» **PROVIDED DATA**:
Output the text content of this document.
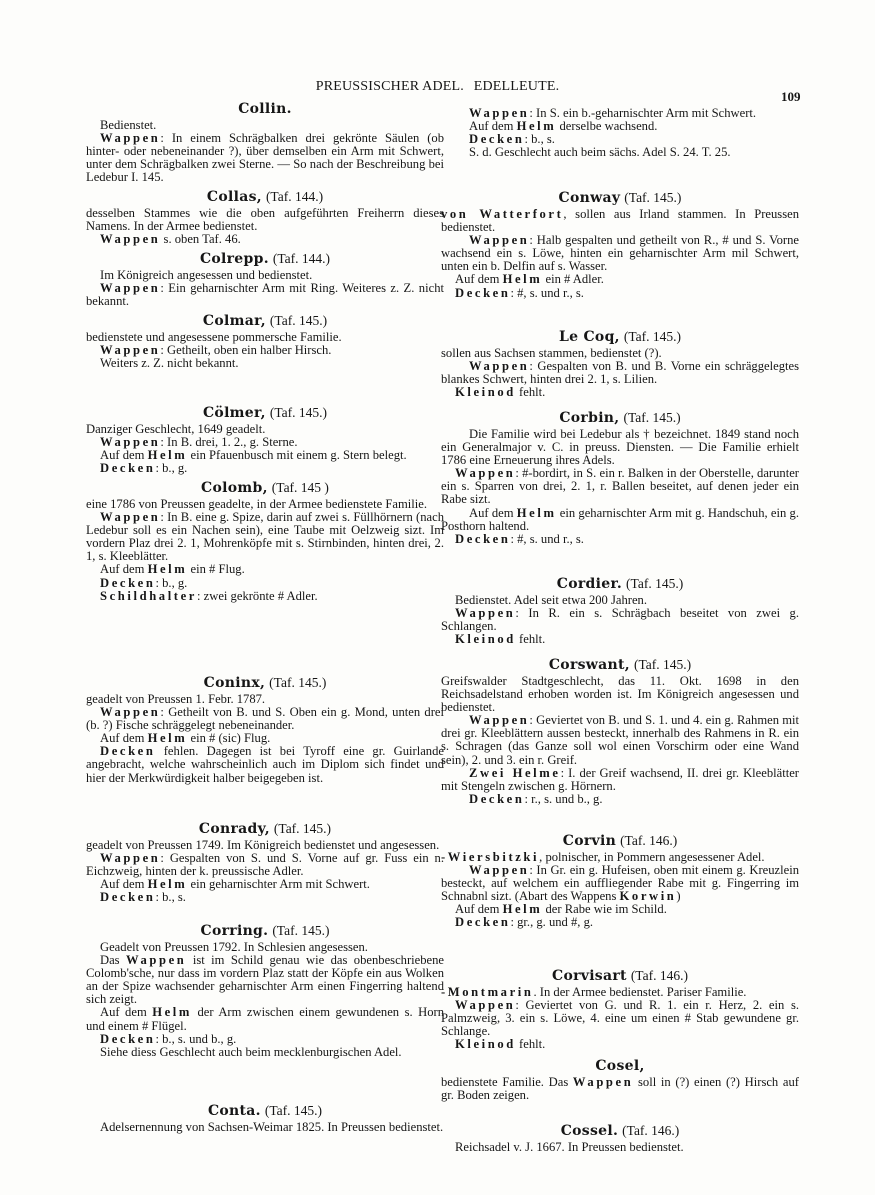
PREUSSISCHER ADEL. EDELLEUTE.
109
Collin.

Bedienstet.

Wappen: In einem Schrägbalken drei gekrönte Säulen (ob hinter- oder nebeneinander ?), über demselben ein Arm mit Schwert, unter dem Schrägbalken zwei Sterne. — So nach der Beschreibung bei Ledebur I. 145.

Collas, (Taf. 144.)

desselben Stammes wie die oben aufgeführten Freiherrn dieses Namens. In der Armee bedienstet.

Wappen s. oben Taf. 46.

Colrepp. (Taf. 144.)

Im Königreich angesessen und bedienstet.

Wappen: Ein geharnischter Arm mit Ring. Weiteres z. Z. nicht bekannt.

Colmar, (Taf. 145.)

bedienstete und angesessene pommersche Familie.

Wappen: Getheilt, oben ein halber Hirsch.

Weiters z. Z. nicht bekannt.

Cölmer, (Taf. 145.)

Danziger Geschlecht, 1649 geadelt.

Wappen: In B. drei, 1. 2., g. Sterne.

Auf dem Helm ein Pfauenbusch mit einem g. Stern belegt.

Decken: b., g.

Colomb, (Taf. 145 )

eine 1786 von Preussen geadelte, in der Armee bedienstete Familie.

Wappen: In B. eine g. Spize, darin auf zwei s. Füllhörnern (nach Ledebur soll es ein Nachen sein), eine Taube mit Oelzweig sizt. Im vordern Plaz drei 2. 1, Mohrenköpfe mit s. Stirnbinden, hinten drei, 2. 1, s. Kleeblätter.

Auf dem Helm ein # Flug.

Decken: b., g.

Schildhalter: zwei gekrönte # Adler.

Coninx, (Taf. 145.)

geadelt von Preussen 1. Febr. 1787.

Wappen: Getheilt von B. und S. Oben ein g. Mond, unten drei (b. ?) Fische schräggelegt nebeneinander.

Auf dem Helm ein # (sic) Flug.

Decken fehlen. Dagegen ist bei Tyroff eine gr. Guirlande angebracht, welche wahrscheinlich auch im Diplom sich findet und hier der Merkwürdigkeit halber beigegeben ist.

Conrady, (Taf. 145.)

geadelt von Preussen 1749. Im Königreich bedienstet und angesessen.

Wappen: Gespalten von S. und S. Vorne auf gr. Fuss ein n. Eichzweig, hinten der k. preussische Adler.

Auf dem Helm ein geharnischter Arm mit Schwert.

Decken: b., s.

Corring. (Taf. 145.)

Geadelt von Preussen 1792. In Schlesien angesessen.

Das Wappen ist im Schild genau wie das obenbeschriebene Colomb'sche, nur dass im vordern Plaz statt der Köpfe ein aus Wolken an der Spize wachsender geharnischter Arm einen Fingerring haltend sich zeigt.

Auf dem Helm der Arm zwischen einem gewundenen s. Horn und einem # Flügel.

Decken: b., s. und b., g.

Siehe diess Geschlecht auch beim mecklenburgischen Adel.

Conta. (Taf. 145.)

Adelsernennung von Sachsen-Weimar 1825. In Preussen bedienstet.

Wappen: In S. ein b.-geharnischter Arm mit Schwert.

Auf dem Helm derselbe wachsend.

Decken: b., s.

S. d. Geschlecht auch beim sächs. Adel S. 24. T. 25.

Conway (Taf. 145.)

von Watterfort, sollen aus Irland stammen. In Preussen bedienstet.

Wappen: Halb gespalten und getheilt von R., # und S. Vorne wachsend ein s. Löwe, hinten ein geharnischter Arm mil Schwert, unten ein b. Delfin auf s. Wasser.

Auf dem Helm ein # Adler.

Decken: #, s. und r., s.

Le Coq, (Taf. 145.)

sollen aus Sachsen stammen, bedienstet (?).

Wappen: Gespalten von B. und B. Vorne ein schräggelegtes blankes Schwert, hinten drei 2. 1, s. Lilien.

Kleinod fehlt.

Corbin, (Taf. 145.)

Die Familie wird bei Ledebur als † bezeichnet. 1849 stand noch ein Generalmajor v. C. in preuss. Diensten. — Die Familie erhielt 1786 eine Erneuerung ihres Adels.

Wappen: #-bordirt, in S. ein r. Balken in der Oberstelle, darunter ein s. Sparren von drei, 2. 1, r. Ballen beseitet, auf denen jeder ein Rabe sizt.

Auf dem Helm ein geharnischter Arm mit g. Handschuh, ein g. Posthorn haltend.

Decken: #, s. und r., s.

Cordier. (Taf. 145.)

Bedienstet. Adel seit etwa 200 Jahren.

Wappen: In R. ein s. Schrägbach beseitet von zwei g. Schlangen.

Kleinod fehlt.

Corswant, (Taf. 145.)

Greifswalder Stadtgeschlecht, das 11. Okt. 1698 in den Reichsadelstand erhoben worden ist. Im Königreich angesessen und bedienstet.

Wappen: Geviertet von B. und S. 1. und 4. ein g. Rahmen mit drei gr. Kleeblättern aussen besteckt, innerhalb des Rahmens in R. ein s. Schragen (das Ganze soll wol einen Vorschirm oder eine Wand sein), 2. und 3. ein r. Greif.

Zwei Helme: I. der Greif wachsend, II. drei gr. Kleeblätter mit Stengeln zwischen g. Hörnern.

Decken: r., s. und b., g.

Corvin (Taf. 146.)

-Wiersbitzki, polnischer, in Pommern angesessener Adel.

Wappen: In Gr. ein g. Hufeisen, oben mit einem g. Kreuzlein besteckt, auf welchem ein auffliegender Rabe mit g. Fingerring im Schnabnl sizt. (Abart des Wappens Korwin)

Auf dem Helm der Rabe wie im Schild.

Decken: gr., g. und #, g.

Corvisart (Taf. 146.)

-Montmarin. In der Armee bedienstet. Pariser Familie.

Wappen: Geviertet von G. und R. 1. ein r. Herz, 2. ein s. Palmzweig, 3. ein s. Löwe, 4. eine um einen # Stab gewundene gr. Schlange.

Kleinod fehlt.

Cosel,

bedienstete Familie. Das Wappen soll in (?) einen (?) Hirsch auf gr. Boden zeigen.

Cossel. (Taf. 146.)

Reichsadel v. J. 1667. In Preussen bedienstet.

» **INSTRUCTION**: The pictures should not appear in the copy; every other part of the records above must be returned exactly.

» **ANSWER TO THIS TASK**:
Output the text content of this document.
PREUSSISCHER ADEL. EDELLEUTE.
109
Collin.

Bedienstet.

Wappen: In einem Schrägbalken drei gekrönte Säulen (ob hinter- oder nebeneinander ?), über demselben ein Arm mit Schwert, unter dem Schrägbalken zwei Sterne. — So nach der Beschreibung bei Ledebur I. 145.

Collas, (Taf. 144.)

desselben Stammes wie die oben aufgeführten Freiherrn dieses Namens. In der Armee bedienstet.

Wappen s. oben Taf. 46.

Colrepp. (Taf. 144.)

Im Königreich angesessen und bedienstet.

Wappen: Ein geharnischter Arm mit Ring. Weiteres z. Z. nicht bekannt.

Colmar, (Taf. 145.)

bedienstete und angesessene pommersche Familie.

Wappen: Getheilt, oben ein halber Hirsch.

Weiters z. Z. nicht bekannt.

Cölmer, (Taf. 145.)

Danziger Geschlecht, 1649 geadelt.

Wappen: In B. drei, 1. 2., g. Sterne.

Auf dem Helm ein Pfauenbusch mit einem g. Stern belegt.

Decken: b., g.

Colomb, (Taf. 145 )

eine 1786 von Preussen geadelte, in der Armee bedienstete Familie.

Wappen: In B. eine g. Spize, darin auf zwei s. Füllhörnern (nach Ledebur soll es ein Nachen sein), eine Taube mit Oelzweig sizt. Im vordern Plaz drei 2. 1, Mohrenköpfe mit s. Stirnbinden, hinten drei, 2. 1, s. Kleeblätter.

Auf dem Helm ein # Flug.

Decken: b., g.

Schildhalter: zwei gekrönte # Adler.

Coninx, (Taf. 145.)

geadelt von Preussen 1. Febr. 1787.

Wappen: Getheilt von B. und S. Oben ein g. Mond, unten drei (b. ?) Fische schräggelegt nebeneinander.

Auf dem Helm ein # (sic) Flug.

Decken fehlen. Dagegen ist bei Tyroff eine gr. Guirlande angebracht, welche wahrscheinlich auch im Diplom sich findet und hier der Merkwürdigkeit halber beigegeben ist.

Conrady, (Taf. 145.)

geadelt von Preussen 1749. Im Königreich bedienstet und angesessen.

Wappen: Gespalten von S. und S. Vorne auf gr. Fuss ein n. Eichzweig, hinten der k. preussische Adler.

Auf dem Helm ein geharnischter Arm mit Schwert.

Decken: b., s.

Corring. (Taf. 145.)

Geadelt von Preussen 1792. In Schlesien angesessen.

Das Wappen ist im Schild genau wie das obenbeschriebene Colomb'sche, nur dass im vordern Plaz statt der Köpfe ein aus Wolken an der Spize wachsender geharnischter Arm einen Fingerring haltend sich zeigt.

Auf dem Helm der Arm zwischen einem gewundenen s. Horn und einem # Flügel.

Decken: b., s. und b., g.

Siehe diess Geschlecht auch beim mecklenburgischen Adel.

Conta. (Taf. 145.)

Adelsernennung von Sachsen-Weimar 1825. In Preussen bedienstet.

Wappen: In S. ein b.-geharnischter Arm mit Schwert.

Auf dem Helm derselbe wachsend.

Decken: b., s.

S. d. Geschlecht auch beim sächs. Adel S. 24. T. 25.

Conway (Taf. 145.)

von Watterfort, sollen aus Irland stammen. In Preussen bedienstet.

Wappen: Halb gespalten und getheilt von R., # und S. Vorne wachsend ein s. Löwe, hinten ein geharnischter Arm mil Schwert, unten ein b. Delfin auf s. Wasser.

Auf dem Helm ein # Adler.

Decken: #, s. und r., s.

Le Coq, (Taf. 145.)

sollen aus Sachsen stammen, bedienstet (?).

Wappen: Gespalten von B. und B. Vorne ein schräggelegtes blankes Schwert, hinten drei 2. 1, s. Lilien.

Kleinod fehlt.

Corbin, (Taf. 145.)

Die Familie wird bei Ledebur als † bezeichnet. 1849 stand noch ein Generalmajor v. C. in preuss. Diensten. — Die Familie erhielt 1786 eine Erneuerung ihres Adels.

Wappen: #-bordirt, in S. ein r. Balken in der Oberstelle, darunter ein s. Sparren von drei, 2. 1, r. Ballen beseitet, auf denen jeder ein Rabe sizt.

Auf dem Helm ein geharnischter Arm mit g. Handschuh, ein g. Posthorn haltend.

Decken: #, s. und r., s.

Cordier. (Taf. 145.)

Bedienstet. Adel seit etwa 200 Jahren.

Wappen: In R. ein s. Schrägbach beseitet von zwei g. Schlangen.

Kleinod fehlt.

Corswant, (Taf. 145.)

Greifswalder Stadtgeschlecht, das 11. Okt. 1698 in den Reichsadelstand erhoben worden ist. Im Königreich angesessen und bedienstet.

Wappen: Geviertet von B. und S. 1. und 4. ein g. Rahmen mit drei gr. Kleeblättern aussen besteckt, innerhalb des Rahmens in R. ein s. Schragen (das Ganze soll wol einen Vorschirm oder eine Wand sein), 2. und 3. ein r. Greif.

Zwei Helme: I. der Greif wachsend, II. drei gr. Kleeblätter mit Stengeln zwischen g. Hörnern.

Decken: r., s. und b., g.

Corvin (Taf. 146.)

-Wiersbitzki, polnischer, in Pommern angesessener Adel.

Wappen: In Gr. ein g. Hufeisen, oben mit einem g. Kreuzlein besteckt, auf welchem ein auffliegender Rabe mit g. Fingerring im Schnabnl sizt. (Abart des Wappens Korwin)

Auf dem Helm der Rabe wie im Schild.

Decken: gr., g. und #, g.

Corvisart (Taf. 146.)

-Montmarin. In der Armee bedienstet. Pariser Familie.

Wappen: Geviertet von G. und R. 1. ein r. Herz, 2. ein s. Palmzweig, 3. ein s. Löwe, 4. eine um einen # Stab gewundene gr. Schlange.

Kleinod fehlt.

Cosel,

bedienstete Familie. Das Wappen soll in (?) einen (?) Hirsch auf gr. Boden zeigen.

Cossel. (Taf. 146.)

Reichsadel v. J. 1667. In Preussen bedienstet.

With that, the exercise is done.